● **Your task**:
Every record must be repeated exactly; omit any pictures they contain.

=== Record list ===

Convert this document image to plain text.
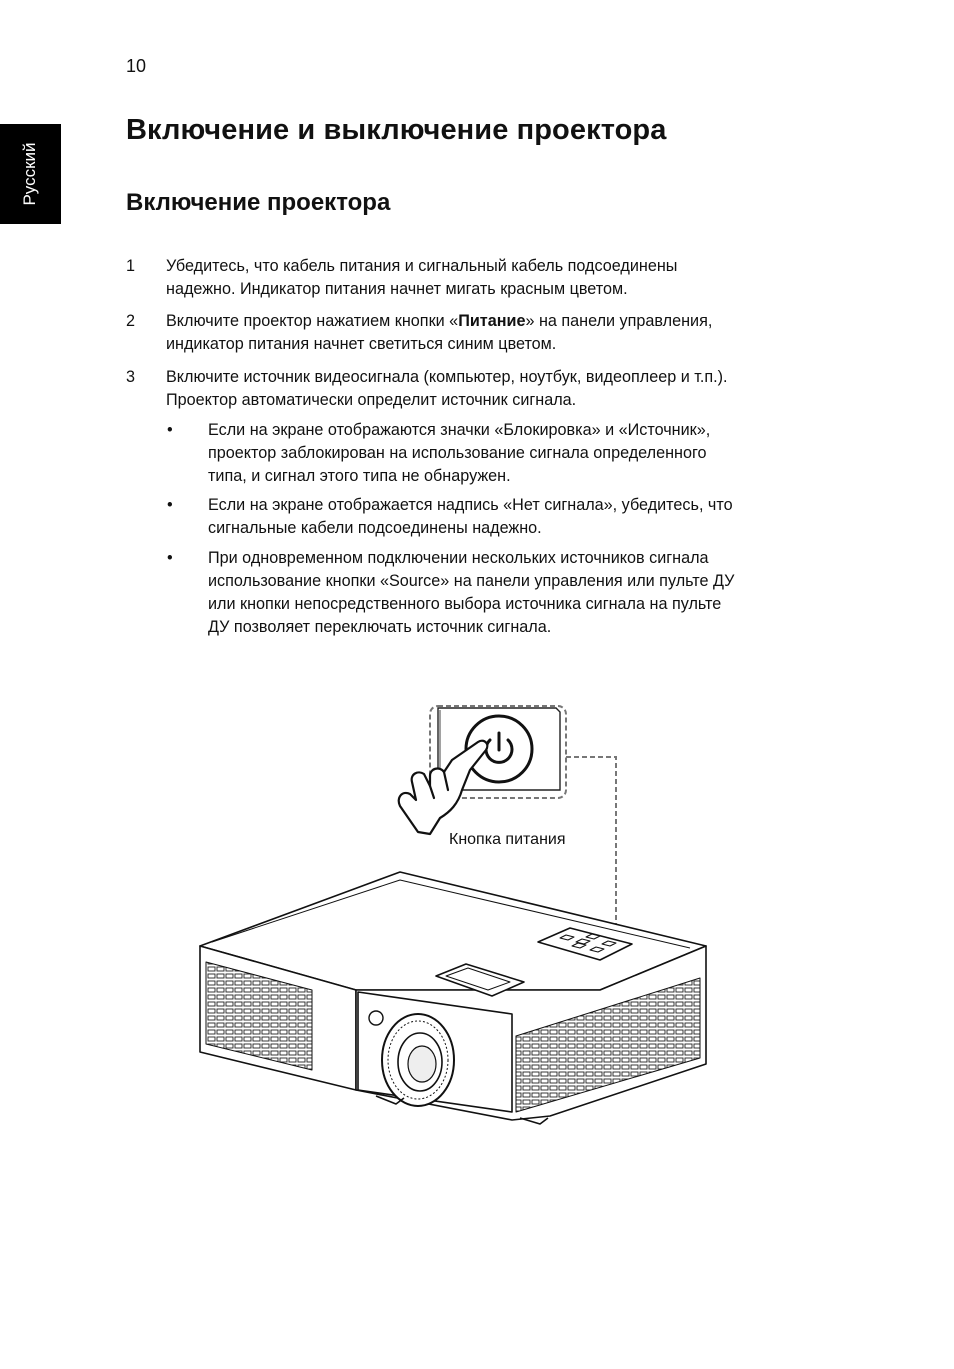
10
Русский
Включение и выключение проектора
Включение проектора
1 Убедитесь, что кабель питания и сигнальный кабель подсоединены
надежно. Индикатор питания начнет мигать красным цветом.
2 Включите проектор нажатием кнопки «Питание» на панели управления,
индикатор питания начнет светиться синим цветом.
3 Включите источник видеосигнала (компьютер, ноутбук, видеоплеер и т.п.).
Проектор автоматически определит источник сигнала.
• Если на экране отображаются значки «Блокировка» и «Источник»,
проектор заблокирован на использование сигнала определенного
типа, и сигнал этого типа не обнаружен.
• Если на экране отображается надпись «Нет сигнала», убедитесь, что
сигнальные кабели подсоединены надежно.
• При одновременном подключении нескольких источников сигнала
использование кнопки «Source» на панели управления или пульте ДУ
или кнопки непосредственного выбора источника сигнала на пульте
ДУ позволяет переключать источник сигнала.
Кнопка питания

===

● **Worked solution**:
Convert this document image to plain text.
10
Русский
Включение и выключение проектора
Включение проектора
1 Убедитесь, что кабель питания и сигнальный кабель подсоединены
надежно. Индикатор питания начнет мигать красным цветом.
2 Включите проектор нажатием кнопки «Питание» на панели управления,
индикатор питания начнет светиться синим цветом.
3 Включите источник видеосигнала (компьютер, ноутбук, видеоплеер и т.п.).
Проектор автоматически определит источник сигнала.
• Если на экране отображаются значки «Блокировка» и «Источник»,
проектор заблокирован на использование сигнала определенного
типа, и сигнал этого типа не обнаружен.
• Если на экране отображается надпись «Нет сигнала», убедитесь, что
сигнальные кабели подсоединены надежно.
• При одновременном подключении нескольких источников сигнала
использование кнопки «Source» на панели управления или пульте ДУ
или кнопки непосредственного выбора источника сигнала на пульте
ДУ позволяет переключать источник сигнала.
Кнопка питания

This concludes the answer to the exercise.